* [WRITTEN TASK]:
Reproduce the items from the line with "alert-spacer [105, 185, 287, 196]" up to and including the line with "alert-title: Updated taxes", word for word.
** START OF GIVEN DATA **
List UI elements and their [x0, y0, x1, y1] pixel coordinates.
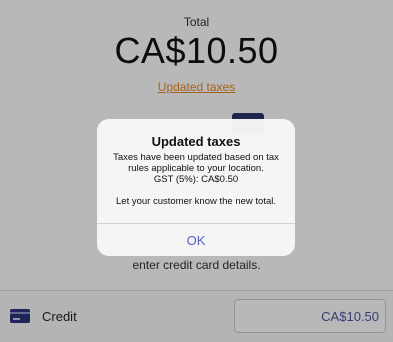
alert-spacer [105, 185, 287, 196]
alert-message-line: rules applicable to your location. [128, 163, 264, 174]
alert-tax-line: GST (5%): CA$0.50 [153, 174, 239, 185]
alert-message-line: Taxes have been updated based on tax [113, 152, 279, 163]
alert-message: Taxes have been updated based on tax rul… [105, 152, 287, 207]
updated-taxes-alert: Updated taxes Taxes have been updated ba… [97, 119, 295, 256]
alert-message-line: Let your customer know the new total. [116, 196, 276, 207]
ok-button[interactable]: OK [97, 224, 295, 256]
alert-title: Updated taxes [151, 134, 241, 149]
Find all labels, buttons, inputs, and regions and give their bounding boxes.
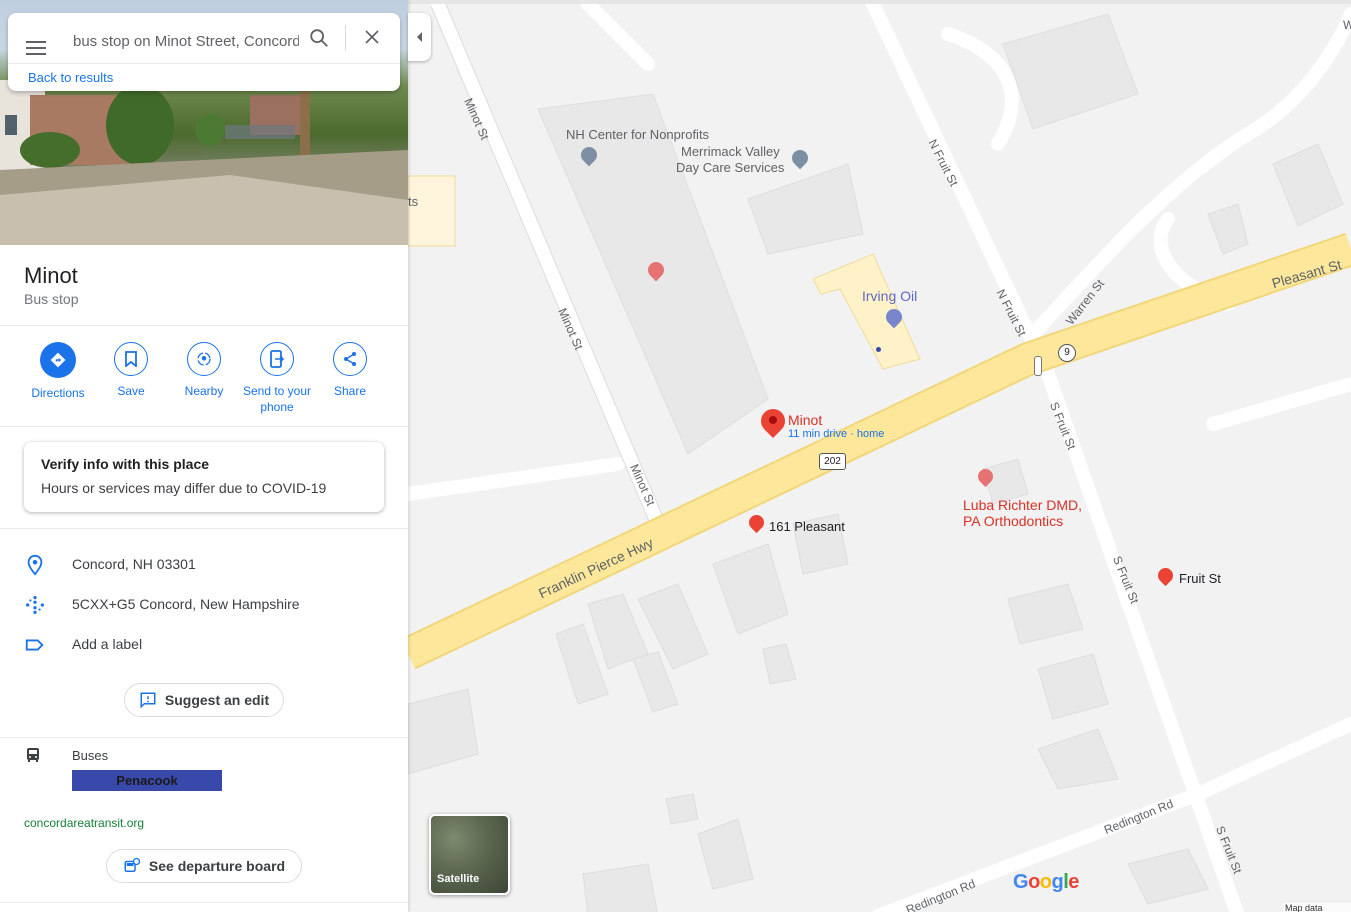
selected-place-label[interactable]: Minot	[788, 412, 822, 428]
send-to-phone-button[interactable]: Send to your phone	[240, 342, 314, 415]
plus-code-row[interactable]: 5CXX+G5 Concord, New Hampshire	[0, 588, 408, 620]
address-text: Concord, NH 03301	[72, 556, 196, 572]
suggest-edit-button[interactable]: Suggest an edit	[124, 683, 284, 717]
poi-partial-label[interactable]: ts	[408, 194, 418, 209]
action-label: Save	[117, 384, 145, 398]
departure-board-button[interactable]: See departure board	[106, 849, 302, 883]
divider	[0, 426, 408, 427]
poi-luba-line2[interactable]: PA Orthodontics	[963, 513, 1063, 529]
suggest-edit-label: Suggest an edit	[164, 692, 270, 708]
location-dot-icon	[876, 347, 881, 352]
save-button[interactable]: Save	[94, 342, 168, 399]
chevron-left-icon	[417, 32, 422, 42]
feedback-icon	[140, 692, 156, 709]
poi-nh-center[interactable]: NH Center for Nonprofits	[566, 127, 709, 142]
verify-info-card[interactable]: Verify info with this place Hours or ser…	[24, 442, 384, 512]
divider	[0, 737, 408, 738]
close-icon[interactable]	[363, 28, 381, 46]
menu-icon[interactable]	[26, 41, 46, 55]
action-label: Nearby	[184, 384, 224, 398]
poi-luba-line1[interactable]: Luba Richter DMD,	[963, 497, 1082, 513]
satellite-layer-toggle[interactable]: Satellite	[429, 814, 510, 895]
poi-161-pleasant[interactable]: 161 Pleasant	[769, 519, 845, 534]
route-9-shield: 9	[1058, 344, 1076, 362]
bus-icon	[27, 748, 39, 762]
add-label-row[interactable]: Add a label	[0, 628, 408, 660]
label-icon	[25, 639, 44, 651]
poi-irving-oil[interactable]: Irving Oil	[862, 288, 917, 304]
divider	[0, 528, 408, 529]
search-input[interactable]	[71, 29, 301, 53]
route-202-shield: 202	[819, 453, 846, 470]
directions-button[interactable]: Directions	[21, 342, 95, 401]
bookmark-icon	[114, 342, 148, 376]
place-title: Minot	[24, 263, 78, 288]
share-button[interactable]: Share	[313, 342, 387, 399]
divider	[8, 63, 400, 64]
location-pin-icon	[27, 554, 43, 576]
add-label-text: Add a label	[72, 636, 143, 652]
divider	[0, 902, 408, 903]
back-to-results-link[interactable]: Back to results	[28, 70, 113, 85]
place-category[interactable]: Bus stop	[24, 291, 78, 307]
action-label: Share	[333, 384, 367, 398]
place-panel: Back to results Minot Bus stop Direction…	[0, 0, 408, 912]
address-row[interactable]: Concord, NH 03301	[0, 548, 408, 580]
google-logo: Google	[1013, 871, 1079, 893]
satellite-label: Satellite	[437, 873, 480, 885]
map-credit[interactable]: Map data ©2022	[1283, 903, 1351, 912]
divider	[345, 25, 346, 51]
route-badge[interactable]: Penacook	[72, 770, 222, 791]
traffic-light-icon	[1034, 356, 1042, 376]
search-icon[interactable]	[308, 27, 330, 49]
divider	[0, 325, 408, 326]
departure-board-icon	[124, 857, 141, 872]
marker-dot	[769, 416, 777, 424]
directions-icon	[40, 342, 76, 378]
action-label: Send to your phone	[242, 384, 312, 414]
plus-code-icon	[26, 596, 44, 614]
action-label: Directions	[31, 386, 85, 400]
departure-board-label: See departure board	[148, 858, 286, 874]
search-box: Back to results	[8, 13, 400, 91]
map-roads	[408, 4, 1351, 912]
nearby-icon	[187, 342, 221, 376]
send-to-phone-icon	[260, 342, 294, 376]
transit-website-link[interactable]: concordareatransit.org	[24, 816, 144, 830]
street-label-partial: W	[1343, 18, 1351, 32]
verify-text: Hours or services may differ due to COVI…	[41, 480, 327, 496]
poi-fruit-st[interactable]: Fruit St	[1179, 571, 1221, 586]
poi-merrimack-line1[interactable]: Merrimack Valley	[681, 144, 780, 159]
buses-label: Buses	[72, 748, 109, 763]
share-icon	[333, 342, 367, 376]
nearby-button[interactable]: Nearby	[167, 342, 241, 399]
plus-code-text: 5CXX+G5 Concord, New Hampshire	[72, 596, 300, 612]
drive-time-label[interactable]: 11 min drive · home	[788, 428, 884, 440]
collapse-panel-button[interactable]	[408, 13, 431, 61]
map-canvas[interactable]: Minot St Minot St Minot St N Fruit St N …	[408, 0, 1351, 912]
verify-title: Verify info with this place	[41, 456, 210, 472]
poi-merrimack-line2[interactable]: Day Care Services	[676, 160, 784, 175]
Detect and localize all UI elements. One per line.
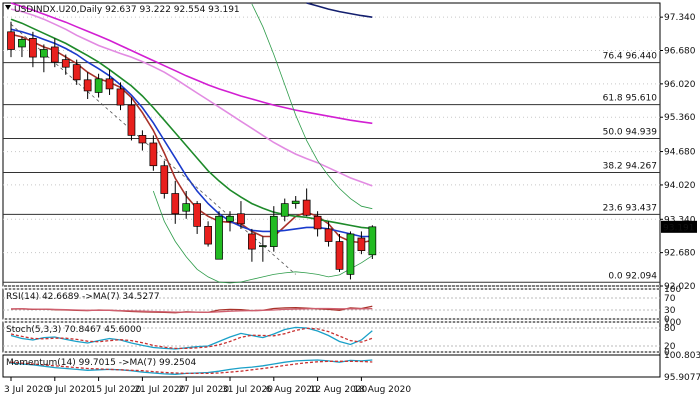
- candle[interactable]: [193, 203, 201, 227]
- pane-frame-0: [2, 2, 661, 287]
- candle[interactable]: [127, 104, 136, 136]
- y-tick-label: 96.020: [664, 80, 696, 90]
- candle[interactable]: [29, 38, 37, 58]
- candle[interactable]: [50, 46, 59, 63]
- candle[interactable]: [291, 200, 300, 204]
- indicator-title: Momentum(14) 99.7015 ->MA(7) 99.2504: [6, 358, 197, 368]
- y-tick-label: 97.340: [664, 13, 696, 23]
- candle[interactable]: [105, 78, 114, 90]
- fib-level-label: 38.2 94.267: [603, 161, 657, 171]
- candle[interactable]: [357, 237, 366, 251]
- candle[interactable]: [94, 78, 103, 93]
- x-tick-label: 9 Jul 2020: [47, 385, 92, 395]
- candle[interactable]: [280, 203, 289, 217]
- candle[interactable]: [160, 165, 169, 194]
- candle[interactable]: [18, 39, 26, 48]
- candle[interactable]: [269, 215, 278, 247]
** END OF GIVEN DATA **
* [ANSWER IN FULL]:
alert-spacer [105, 185, 287, 196]
alert-message-line: rules applicable to your location. [128, 163, 264, 174]
alert-tax-line: GST (5%): CA$0.50 [153, 174, 239, 185]
alert-message-line: Taxes have been updated based on tax [113, 152, 279, 163]
alert-message: Taxes have been updated based on tax rul… [105, 152, 287, 207]
updated-taxes-alert: Updated taxes Taxes have been updated ba… [97, 119, 295, 256]
alert-message-line: Let your customer know the new total. [116, 196, 276, 207]
ok-button[interactable]: OK [97, 224, 295, 256]
alert-title: Updated taxes [151, 134, 241, 149]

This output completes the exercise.